# Start of EXERCISE DATA

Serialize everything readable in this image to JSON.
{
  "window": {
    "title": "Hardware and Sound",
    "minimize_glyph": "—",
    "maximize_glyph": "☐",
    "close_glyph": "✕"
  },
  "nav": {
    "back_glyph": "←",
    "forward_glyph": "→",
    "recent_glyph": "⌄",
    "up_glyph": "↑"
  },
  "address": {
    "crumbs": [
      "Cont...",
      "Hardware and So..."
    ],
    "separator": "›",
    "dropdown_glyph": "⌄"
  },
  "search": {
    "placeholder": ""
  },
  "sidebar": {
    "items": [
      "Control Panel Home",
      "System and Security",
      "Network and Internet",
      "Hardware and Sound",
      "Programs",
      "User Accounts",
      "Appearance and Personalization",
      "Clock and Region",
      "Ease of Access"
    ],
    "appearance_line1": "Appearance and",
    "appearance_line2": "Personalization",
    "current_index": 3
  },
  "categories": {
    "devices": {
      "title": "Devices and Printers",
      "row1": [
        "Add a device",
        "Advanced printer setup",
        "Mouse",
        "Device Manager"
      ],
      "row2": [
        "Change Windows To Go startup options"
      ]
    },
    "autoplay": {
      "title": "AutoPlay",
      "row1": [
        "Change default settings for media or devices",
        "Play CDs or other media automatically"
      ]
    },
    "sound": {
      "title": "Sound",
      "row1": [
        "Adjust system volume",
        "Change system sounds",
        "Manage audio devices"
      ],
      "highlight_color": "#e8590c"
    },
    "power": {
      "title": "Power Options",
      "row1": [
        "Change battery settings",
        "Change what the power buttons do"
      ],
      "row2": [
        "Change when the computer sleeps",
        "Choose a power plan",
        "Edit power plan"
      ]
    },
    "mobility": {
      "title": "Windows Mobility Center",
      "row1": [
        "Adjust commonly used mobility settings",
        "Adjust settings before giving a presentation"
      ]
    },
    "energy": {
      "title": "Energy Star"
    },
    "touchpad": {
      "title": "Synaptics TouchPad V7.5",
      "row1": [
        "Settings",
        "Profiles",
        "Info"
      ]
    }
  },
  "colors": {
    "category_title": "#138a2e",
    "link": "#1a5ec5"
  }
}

# End of EXERCISE DATA
# Start of EXERCISE DATA

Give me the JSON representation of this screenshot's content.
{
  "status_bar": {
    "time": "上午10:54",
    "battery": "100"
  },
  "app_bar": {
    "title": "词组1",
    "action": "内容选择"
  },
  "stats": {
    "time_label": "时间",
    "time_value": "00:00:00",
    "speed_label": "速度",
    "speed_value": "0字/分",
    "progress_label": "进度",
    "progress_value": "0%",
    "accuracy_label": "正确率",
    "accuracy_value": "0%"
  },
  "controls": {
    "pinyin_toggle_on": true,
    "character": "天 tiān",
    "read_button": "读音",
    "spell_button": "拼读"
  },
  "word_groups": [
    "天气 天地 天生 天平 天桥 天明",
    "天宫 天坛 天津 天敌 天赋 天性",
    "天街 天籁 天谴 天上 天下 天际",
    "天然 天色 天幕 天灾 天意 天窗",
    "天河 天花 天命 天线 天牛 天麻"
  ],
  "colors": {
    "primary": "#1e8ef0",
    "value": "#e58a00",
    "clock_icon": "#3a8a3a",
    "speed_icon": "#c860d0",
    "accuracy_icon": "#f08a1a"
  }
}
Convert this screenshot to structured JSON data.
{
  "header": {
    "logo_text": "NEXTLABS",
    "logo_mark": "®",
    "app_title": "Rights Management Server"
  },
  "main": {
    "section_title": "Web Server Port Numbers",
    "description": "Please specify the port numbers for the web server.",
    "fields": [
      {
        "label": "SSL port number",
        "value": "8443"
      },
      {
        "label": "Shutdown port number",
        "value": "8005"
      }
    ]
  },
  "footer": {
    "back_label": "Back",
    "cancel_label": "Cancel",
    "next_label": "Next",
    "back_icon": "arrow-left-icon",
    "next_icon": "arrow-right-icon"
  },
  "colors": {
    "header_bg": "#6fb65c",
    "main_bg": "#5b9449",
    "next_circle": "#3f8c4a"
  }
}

# End of EXERCISE DATA

→ TASK INSTRUCTIONS
Scan the records above and report how many lines include the word "Change", without any other text.

→ PROBLEM SOLUTION
6